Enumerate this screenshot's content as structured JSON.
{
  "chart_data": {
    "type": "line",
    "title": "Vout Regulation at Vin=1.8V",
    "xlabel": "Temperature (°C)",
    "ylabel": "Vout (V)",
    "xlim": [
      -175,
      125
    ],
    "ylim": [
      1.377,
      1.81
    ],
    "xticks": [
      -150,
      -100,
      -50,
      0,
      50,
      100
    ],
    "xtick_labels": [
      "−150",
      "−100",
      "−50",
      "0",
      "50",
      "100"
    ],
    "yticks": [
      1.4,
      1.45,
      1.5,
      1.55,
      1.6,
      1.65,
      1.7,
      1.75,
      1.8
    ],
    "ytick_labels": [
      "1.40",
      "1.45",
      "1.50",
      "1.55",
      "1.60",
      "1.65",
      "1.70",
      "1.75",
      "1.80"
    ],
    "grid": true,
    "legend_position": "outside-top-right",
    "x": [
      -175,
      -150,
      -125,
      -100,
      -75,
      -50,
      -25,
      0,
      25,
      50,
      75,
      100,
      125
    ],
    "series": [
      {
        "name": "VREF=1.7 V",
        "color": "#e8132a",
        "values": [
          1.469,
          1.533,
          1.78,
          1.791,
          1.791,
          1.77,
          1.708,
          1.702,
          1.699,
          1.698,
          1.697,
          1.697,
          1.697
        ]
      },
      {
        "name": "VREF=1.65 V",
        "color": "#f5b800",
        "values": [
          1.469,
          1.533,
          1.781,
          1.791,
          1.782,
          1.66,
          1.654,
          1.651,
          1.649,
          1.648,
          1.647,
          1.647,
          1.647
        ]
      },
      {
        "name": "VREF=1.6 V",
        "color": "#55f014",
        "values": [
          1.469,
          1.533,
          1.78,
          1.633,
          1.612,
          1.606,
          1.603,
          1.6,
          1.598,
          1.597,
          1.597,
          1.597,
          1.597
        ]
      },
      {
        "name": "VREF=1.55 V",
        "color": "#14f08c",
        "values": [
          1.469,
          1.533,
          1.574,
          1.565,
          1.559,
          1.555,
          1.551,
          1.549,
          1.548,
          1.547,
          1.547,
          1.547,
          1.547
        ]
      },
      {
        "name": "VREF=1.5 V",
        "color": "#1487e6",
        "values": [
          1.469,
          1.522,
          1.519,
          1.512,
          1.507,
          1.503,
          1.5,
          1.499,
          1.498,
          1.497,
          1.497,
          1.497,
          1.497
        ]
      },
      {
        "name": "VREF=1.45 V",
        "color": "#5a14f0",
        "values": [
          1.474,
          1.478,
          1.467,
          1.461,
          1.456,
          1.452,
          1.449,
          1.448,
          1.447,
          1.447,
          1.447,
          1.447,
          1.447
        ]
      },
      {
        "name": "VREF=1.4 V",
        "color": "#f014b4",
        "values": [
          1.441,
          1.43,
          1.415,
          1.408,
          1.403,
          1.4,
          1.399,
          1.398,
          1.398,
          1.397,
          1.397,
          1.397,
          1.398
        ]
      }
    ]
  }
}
# # #
▸ Set problem
Identify lines with the string "VREF". Copy each one.

▸ Written solution
        "name": "VREF=1.7 V",
        "name": "VREF=1.65 V",
        "name": "VREF=1.6 V",
        "name": "VREF=1.55 V",
        "name": "VREF=1.5 V",
        "name": "VREF=1.45 V",
        "name": "VREF=1.4 V",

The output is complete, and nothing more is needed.